- Requirement -
Show every line containing "title" by copying it.

--

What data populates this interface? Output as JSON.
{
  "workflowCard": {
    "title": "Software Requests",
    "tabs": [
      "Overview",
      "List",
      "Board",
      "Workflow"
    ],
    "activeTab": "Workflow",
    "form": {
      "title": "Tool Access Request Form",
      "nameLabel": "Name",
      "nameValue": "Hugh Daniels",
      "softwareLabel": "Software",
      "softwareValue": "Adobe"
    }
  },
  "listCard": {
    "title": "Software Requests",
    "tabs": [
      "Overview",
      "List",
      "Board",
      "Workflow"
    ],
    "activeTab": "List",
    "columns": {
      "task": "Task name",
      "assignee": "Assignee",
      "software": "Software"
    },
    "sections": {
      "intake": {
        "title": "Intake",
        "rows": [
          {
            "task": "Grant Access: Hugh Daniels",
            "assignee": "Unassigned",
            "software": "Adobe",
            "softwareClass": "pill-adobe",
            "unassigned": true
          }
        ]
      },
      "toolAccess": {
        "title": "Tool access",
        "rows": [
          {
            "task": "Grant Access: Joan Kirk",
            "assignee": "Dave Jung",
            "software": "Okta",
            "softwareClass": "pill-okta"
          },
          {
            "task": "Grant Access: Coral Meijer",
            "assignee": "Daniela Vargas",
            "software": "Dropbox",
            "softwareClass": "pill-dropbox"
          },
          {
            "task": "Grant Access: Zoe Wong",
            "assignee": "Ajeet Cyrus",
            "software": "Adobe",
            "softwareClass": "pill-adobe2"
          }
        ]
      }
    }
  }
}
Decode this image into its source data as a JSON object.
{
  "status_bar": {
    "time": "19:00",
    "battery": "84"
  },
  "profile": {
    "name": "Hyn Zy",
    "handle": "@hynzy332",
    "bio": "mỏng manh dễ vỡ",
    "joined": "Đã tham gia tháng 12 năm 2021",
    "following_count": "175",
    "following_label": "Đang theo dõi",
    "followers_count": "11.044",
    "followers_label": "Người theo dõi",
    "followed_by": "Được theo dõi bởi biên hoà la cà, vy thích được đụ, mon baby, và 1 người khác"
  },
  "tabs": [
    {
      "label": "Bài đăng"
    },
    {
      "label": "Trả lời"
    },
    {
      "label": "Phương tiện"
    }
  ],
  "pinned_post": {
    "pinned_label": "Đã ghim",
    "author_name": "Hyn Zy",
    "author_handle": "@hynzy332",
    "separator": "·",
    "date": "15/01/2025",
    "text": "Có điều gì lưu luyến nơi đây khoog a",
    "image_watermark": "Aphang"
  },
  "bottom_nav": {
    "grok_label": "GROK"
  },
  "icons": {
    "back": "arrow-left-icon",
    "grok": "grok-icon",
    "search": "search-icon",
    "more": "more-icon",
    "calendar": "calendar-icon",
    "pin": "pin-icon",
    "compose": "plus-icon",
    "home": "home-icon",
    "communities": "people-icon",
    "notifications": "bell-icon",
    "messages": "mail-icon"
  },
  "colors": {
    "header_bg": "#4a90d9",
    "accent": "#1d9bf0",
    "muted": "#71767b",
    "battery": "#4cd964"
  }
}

--

- Finished answer -
    "title": "Software Requests",
      "title": "Tool Access Request Form",
    "title": "Software Requests",
        "title": "Intake",
        "title": "Tool access",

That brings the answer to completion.